**Records supplied:**
— BEGIN —

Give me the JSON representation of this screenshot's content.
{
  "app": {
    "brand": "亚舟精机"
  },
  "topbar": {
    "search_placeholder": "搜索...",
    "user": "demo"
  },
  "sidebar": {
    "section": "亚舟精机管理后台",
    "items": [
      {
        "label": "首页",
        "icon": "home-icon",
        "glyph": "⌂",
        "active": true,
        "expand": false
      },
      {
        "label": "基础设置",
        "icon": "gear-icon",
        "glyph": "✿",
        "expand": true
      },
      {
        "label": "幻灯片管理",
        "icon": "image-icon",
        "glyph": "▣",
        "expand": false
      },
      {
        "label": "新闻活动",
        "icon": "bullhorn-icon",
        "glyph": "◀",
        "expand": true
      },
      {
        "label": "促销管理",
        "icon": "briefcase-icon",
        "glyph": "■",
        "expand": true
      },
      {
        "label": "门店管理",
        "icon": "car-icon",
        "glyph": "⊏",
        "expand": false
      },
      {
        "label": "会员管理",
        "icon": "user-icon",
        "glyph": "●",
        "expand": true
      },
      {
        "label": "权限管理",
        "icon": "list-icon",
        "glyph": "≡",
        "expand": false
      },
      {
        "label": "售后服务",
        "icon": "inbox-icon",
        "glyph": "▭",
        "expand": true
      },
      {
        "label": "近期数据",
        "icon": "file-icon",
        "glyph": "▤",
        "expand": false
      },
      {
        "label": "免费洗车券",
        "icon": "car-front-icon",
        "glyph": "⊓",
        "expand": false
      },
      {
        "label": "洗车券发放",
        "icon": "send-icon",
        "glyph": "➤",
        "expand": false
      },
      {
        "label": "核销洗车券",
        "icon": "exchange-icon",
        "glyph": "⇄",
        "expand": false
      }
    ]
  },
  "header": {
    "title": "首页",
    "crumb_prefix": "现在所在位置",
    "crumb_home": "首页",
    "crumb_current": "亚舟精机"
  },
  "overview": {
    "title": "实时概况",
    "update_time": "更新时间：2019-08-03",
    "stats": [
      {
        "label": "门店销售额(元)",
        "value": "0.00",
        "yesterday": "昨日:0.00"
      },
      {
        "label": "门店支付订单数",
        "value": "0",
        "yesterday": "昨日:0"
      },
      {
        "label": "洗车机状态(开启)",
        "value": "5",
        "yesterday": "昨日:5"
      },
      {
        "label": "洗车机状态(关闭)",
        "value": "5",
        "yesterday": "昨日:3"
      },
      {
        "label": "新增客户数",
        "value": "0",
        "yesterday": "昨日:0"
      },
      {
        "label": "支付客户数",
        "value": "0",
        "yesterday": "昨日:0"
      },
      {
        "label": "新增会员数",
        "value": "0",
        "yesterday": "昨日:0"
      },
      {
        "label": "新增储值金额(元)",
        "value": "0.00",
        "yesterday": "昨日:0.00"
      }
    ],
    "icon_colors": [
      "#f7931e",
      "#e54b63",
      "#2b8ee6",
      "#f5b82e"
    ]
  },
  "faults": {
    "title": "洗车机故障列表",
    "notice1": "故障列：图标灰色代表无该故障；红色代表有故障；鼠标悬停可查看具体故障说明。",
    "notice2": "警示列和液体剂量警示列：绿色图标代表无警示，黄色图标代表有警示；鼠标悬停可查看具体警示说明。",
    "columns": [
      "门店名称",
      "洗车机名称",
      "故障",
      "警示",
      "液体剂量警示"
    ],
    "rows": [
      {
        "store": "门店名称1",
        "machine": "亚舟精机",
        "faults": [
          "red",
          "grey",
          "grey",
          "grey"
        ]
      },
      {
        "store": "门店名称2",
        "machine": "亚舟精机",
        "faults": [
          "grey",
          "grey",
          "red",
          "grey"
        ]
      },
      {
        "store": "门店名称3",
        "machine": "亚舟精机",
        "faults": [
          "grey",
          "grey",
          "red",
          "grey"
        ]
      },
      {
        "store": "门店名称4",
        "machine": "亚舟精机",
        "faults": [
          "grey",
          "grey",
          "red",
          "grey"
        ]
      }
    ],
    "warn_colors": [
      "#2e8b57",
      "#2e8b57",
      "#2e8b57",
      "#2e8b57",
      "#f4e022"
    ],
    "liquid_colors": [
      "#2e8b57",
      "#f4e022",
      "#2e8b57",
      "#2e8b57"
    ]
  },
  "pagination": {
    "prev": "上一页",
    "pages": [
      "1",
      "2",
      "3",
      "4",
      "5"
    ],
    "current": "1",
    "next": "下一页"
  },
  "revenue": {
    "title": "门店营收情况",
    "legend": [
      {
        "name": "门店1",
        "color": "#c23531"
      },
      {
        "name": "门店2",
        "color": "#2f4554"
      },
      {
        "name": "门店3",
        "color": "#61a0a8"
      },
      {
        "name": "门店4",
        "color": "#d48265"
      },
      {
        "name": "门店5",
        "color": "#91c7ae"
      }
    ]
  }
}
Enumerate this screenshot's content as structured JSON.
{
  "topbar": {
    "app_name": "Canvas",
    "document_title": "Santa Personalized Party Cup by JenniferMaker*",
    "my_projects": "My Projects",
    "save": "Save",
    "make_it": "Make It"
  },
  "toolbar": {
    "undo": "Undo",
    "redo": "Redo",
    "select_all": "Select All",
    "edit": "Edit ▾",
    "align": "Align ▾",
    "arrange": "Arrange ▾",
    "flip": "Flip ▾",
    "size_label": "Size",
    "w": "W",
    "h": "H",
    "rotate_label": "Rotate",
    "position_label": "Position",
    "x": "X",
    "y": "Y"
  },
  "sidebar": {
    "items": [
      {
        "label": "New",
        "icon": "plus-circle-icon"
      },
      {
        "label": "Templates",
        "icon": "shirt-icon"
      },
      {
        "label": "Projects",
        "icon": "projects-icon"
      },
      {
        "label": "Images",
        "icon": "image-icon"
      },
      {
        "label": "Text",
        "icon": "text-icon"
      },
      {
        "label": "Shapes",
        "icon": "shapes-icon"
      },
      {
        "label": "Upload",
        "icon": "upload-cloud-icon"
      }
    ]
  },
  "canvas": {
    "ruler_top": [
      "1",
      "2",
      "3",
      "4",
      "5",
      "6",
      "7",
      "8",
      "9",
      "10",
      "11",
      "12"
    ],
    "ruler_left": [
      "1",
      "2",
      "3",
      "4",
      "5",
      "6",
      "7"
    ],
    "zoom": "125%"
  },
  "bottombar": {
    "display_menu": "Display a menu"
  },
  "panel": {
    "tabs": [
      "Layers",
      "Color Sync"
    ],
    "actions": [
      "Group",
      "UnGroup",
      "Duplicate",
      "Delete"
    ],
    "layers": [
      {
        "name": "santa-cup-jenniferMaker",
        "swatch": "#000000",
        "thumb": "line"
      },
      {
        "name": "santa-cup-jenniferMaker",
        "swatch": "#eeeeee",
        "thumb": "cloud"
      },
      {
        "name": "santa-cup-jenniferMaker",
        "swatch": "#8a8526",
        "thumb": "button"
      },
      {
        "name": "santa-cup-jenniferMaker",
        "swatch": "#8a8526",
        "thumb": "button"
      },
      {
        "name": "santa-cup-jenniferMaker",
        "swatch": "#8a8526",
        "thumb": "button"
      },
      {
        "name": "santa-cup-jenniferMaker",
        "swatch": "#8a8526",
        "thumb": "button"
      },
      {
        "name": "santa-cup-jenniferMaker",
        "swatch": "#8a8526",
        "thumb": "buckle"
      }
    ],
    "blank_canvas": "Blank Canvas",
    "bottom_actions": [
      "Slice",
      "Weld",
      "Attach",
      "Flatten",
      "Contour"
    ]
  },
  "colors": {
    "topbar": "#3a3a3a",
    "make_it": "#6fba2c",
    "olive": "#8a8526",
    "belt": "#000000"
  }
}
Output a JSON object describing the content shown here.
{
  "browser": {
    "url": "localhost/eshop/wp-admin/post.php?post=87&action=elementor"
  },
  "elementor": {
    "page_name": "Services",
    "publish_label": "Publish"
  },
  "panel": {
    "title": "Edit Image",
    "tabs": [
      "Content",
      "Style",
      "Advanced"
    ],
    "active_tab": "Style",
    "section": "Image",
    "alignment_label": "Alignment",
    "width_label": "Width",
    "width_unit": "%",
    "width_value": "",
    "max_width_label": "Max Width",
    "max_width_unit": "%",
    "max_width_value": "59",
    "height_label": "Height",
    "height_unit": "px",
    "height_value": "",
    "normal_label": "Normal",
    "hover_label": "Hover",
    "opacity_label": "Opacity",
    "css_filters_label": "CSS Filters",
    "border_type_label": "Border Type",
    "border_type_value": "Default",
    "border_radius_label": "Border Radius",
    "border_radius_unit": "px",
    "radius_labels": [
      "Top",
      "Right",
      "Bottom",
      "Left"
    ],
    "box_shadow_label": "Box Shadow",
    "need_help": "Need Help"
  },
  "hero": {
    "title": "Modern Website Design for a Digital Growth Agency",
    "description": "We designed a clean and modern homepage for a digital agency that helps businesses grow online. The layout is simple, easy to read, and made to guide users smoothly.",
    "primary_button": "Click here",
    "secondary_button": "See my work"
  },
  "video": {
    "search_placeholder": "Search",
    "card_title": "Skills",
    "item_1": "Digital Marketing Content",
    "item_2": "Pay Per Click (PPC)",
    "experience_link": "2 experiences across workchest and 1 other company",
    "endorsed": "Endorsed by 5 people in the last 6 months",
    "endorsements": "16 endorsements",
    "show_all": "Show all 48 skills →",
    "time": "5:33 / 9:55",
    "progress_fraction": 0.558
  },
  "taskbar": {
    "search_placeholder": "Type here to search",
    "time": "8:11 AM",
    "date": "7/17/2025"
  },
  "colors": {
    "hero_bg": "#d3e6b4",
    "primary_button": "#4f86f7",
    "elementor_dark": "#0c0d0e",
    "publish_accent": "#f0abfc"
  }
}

— END —

**Your goal:** Above are the records. Identify each line that contains the word "Click".

**Result below:**
    "primary_button": "Click here",
    "item_2": "Pay Per Click (PPC)",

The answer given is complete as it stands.